Directions for this task: Retype the material that follows, keeping every word as it is.

Provided records:
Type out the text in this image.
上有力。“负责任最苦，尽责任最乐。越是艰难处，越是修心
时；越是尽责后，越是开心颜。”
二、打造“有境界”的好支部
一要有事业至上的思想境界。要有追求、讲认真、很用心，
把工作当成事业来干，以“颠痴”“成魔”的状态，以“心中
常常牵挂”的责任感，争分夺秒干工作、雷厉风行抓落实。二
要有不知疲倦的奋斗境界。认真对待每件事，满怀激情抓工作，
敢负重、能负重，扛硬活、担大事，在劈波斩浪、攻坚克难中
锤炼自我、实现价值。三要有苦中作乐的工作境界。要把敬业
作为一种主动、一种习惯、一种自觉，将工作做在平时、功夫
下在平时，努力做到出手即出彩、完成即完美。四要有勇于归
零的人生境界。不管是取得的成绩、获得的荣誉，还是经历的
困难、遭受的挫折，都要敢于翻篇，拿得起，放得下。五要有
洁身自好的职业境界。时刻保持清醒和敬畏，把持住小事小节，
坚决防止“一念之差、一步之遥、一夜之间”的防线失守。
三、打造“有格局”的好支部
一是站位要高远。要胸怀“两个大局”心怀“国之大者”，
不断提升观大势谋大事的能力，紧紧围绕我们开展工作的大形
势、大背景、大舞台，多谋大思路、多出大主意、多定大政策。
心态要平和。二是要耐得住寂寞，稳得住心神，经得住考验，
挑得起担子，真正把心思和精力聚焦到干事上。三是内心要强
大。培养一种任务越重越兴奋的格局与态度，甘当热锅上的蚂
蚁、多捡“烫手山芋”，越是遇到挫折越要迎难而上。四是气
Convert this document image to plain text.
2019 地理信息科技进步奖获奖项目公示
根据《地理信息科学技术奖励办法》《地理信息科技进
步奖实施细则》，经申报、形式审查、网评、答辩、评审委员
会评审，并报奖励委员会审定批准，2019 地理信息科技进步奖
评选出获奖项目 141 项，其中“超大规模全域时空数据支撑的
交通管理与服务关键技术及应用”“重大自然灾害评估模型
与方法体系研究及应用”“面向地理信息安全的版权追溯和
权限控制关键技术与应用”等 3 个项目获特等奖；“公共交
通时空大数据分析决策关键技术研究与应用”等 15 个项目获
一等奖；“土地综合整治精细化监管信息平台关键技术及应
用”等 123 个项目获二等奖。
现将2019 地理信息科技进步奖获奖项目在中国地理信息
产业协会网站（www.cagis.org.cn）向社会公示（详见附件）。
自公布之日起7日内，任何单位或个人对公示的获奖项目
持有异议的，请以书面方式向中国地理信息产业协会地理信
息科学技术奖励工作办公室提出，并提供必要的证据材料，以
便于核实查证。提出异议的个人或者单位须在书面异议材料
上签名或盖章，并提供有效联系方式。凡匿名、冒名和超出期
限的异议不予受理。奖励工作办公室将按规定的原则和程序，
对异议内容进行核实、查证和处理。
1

Complete response:
Type out the text in this image.
上有力。“负责任最苦，尽责任最乐。越是艰难处，越是修心
时；越是尽责后，越是开心颜。”
二、打造“有境界”的好支部
一要有事业至上的思想境界。要有追求、讲认真、很用心，
把工作当成事业来干，以“颠痴”“成魔”的状态，以“心中
常常牵挂”的责任感，争分夺秒干工作、雷厉风行抓落实。二
要有不知疲倦的奋斗境界。认真对待每件事，满怀激情抓工作，
敢负重、能负重，扛硬活、担大事，在劈波斩浪、攻坚克难中
锤炼自我、实现价值。三要有苦中作乐的工作境界。要把敬业
作为一种主动、一种习惯、一种自觉，将工作做在平时、功夫
下在平时，努力做到出手即出彩、完成即完美。四要有勇于归
零的人生境界。不管是取得的成绩、获得的荣誉，还是经历的
困难、遭受的挫折，都要敢于翻篇，拿得起，放得下。五要有
洁身自好的职业境界。时刻保持清醒和敬畏，把持住小事小节，
坚决防止“一念之差、一步之遥、一夜之间”的防线失守。
三、打造“有格局”的好支部
一是站位要高远。要胸怀“两个大局”心怀“国之大者”，
不断提升观大势谋大事的能力，紧紧围绕我们开展工作的大形
势、大背景、大舞台，多谋大思路、多出大主意、多定大政策。
心态要平和。二是要耐得住寂寞，稳得住心神，经得住考验，
挑得起担子，真正把心思和精力聚焦到干事上。三是内心要强
大。培养一种任务越重越兴奋的格局与态度，甘当热锅上的蚂
蚁、多捡“烫手山芋”，越是遇到挫折越要迎难而上。四是气
Convert this document image to plain text.
2019 地理信息科技进步奖获奖项目公示
根据《地理信息科学技术奖励办法》《地理信息科技进
步奖实施细则》，经申报、形式审查、网评、答辩、评审委员
会评审，并报奖励委员会审定批准，2019 地理信息科技进步奖
评选出获奖项目 141 项，其中“超大规模全域时空数据支撑的
交通管理与服务关键技术及应用”“重大自然灾害评估模型
与方法体系研究及应用”“面向地理信息安全的版权追溯和
权限控制关键技术与应用”等 3 个项目获特等奖；“公共交
通时空大数据分析决策关键技术研究与应用”等 15 个项目获
一等奖；“土地综合整治精细化监管信息平台关键技术及应
用”等 123 个项目获二等奖。
现将2019 地理信息科技进步奖获奖项目在中国地理信息
产业协会网站（www.cagis.org.cn）向社会公示（详见附件）。
自公布之日起7日内，任何单位或个人对公示的获奖项目
持有异议的，请以书面方式向中国地理信息产业协会地理信
息科学技术奖励工作办公室提出，并提供必要的证据材料，以
便于核实查证。提出异议的个人或者单位须在书面异议材料
上签名或盖章，并提供有效联系方式。凡匿名、冒名和超出期
限的异议不予受理。奖励工作办公室将按规定的原则和程序，
对异议内容进行核实、查证和处理。
1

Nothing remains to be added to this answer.